Aim: Return each line of the items below verbatim, omitting the pictures.

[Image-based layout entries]

○ ○ ○ ○ ○ ○ ○

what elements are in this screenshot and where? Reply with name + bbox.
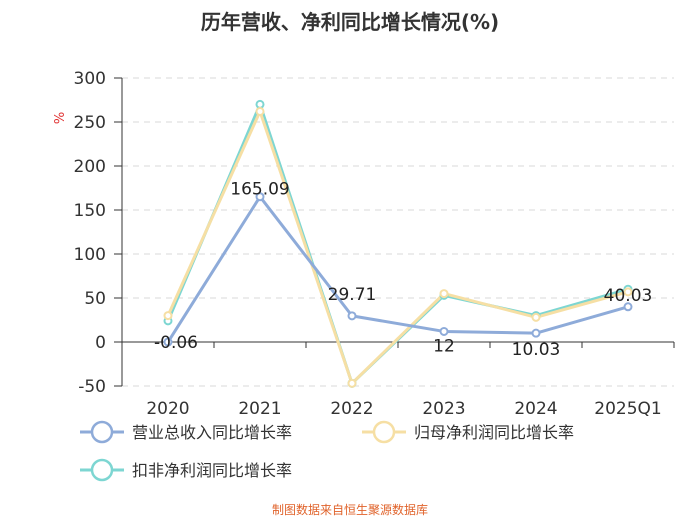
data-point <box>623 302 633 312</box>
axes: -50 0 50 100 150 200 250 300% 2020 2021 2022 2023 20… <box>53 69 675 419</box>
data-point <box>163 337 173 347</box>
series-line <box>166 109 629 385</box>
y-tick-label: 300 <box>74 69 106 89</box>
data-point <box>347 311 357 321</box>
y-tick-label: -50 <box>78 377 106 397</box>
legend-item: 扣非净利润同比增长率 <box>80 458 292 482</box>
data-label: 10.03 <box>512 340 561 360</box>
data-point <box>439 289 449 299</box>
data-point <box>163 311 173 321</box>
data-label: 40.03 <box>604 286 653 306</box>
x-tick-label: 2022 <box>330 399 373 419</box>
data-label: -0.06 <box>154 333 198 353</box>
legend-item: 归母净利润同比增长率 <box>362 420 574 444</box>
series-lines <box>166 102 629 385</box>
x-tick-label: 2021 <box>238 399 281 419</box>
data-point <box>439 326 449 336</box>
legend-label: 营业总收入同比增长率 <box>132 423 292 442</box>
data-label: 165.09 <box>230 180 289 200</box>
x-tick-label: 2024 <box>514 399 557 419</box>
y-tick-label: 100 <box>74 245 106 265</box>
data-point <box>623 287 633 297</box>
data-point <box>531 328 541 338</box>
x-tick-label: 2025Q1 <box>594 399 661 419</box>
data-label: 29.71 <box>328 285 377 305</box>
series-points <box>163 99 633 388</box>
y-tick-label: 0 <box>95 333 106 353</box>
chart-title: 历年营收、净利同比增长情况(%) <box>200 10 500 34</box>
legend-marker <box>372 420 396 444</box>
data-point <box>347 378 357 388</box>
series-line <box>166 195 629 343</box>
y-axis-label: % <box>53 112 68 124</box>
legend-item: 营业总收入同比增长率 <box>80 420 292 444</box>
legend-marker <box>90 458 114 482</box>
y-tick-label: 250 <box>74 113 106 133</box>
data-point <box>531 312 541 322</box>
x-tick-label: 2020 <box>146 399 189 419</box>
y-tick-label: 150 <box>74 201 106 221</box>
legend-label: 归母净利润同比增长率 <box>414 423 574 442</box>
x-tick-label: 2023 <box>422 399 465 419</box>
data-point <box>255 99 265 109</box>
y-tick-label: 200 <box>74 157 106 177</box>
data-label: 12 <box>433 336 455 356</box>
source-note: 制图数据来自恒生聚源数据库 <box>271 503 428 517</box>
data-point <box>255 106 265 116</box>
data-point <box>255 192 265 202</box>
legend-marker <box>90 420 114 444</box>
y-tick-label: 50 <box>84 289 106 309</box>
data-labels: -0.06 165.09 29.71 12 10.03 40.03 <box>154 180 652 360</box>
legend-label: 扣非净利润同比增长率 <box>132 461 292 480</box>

○ ○ ○ ○ ○ ○ ○

Response:
what elements are in this screenshot and where? Reply with name + bbox.
data-point <box>623 302 633 312</box>
axes: -50 0 50 100 150 200 250 300% 2020 2021 2022 2023 20… <box>53 69 675 419</box>
data-point <box>163 337 173 347</box>
series-line <box>166 109 629 385</box>
y-tick-label: 300 <box>74 69 106 89</box>
data-point <box>347 311 357 321</box>
y-tick-label: -50 <box>78 377 106 397</box>
legend-item: 扣非净利润同比增长率 <box>80 458 292 482</box>
data-label: 10.03 <box>512 340 561 360</box>
data-point <box>439 289 449 299</box>
data-point <box>163 311 173 321</box>
data-label: 40.03 <box>604 286 653 306</box>
x-tick-label: 2022 <box>330 399 373 419</box>
data-label: -0.06 <box>154 333 198 353</box>
legend-item: 归母净利润同比增长率 <box>362 420 574 444</box>
series-lines <box>166 102 629 385</box>
x-tick-label: 2021 <box>238 399 281 419</box>
data-point <box>439 326 449 336</box>
legend-label: 营业总收入同比增长率 <box>132 423 292 442</box>
data-label: 165.09 <box>230 180 289 200</box>
x-tick-label: 2024 <box>514 399 557 419</box>
y-tick-label: 100 <box>74 245 106 265</box>
data-point <box>623 287 633 297</box>
data-point <box>531 328 541 338</box>
x-tick-label: 2025Q1 <box>594 399 661 419</box>
data-label: 29.71 <box>328 285 377 305</box>
series-points <box>163 99 633 388</box>
y-tick-label: 0 <box>95 333 106 353</box>
chart-title: 历年营收、净利同比增长情况(%) <box>200 10 500 34</box>
legend-marker <box>372 420 396 444</box>
data-point <box>347 378 357 388</box>
series-line <box>166 195 629 343</box>
y-axis-label: % <box>53 112 68 124</box>
legend-item: 营业总收入同比增长率 <box>80 420 292 444</box>
legend-marker <box>90 458 114 482</box>
y-tick-label: 250 <box>74 113 106 133</box>
data-point <box>531 312 541 322</box>
x-tick-label: 2020 <box>146 399 189 419</box>
y-tick-label: 150 <box>74 201 106 221</box>
legend-label: 归母净利润同比增长率 <box>414 423 574 442</box>
x-tick-label: 2023 <box>422 399 465 419</box>
data-point <box>255 99 265 109</box>
y-tick-label: 200 <box>74 157 106 177</box>
data-label: 12 <box>433 336 455 356</box>
source-note: 制图数据来自恒生聚源数据库 <box>271 503 428 517</box>
data-point <box>255 106 265 116</box>
data-point <box>255 192 265 202</box>
legend-marker <box>90 420 114 444</box>
y-tick-label: 50 <box>84 289 106 309</box>
data-labels: -0.06 165.09 29.71 12 10.03 40.03 <box>154 180 652 360</box>
legend-label: 扣非净利润同比增长率 <box>132 461 292 480</box>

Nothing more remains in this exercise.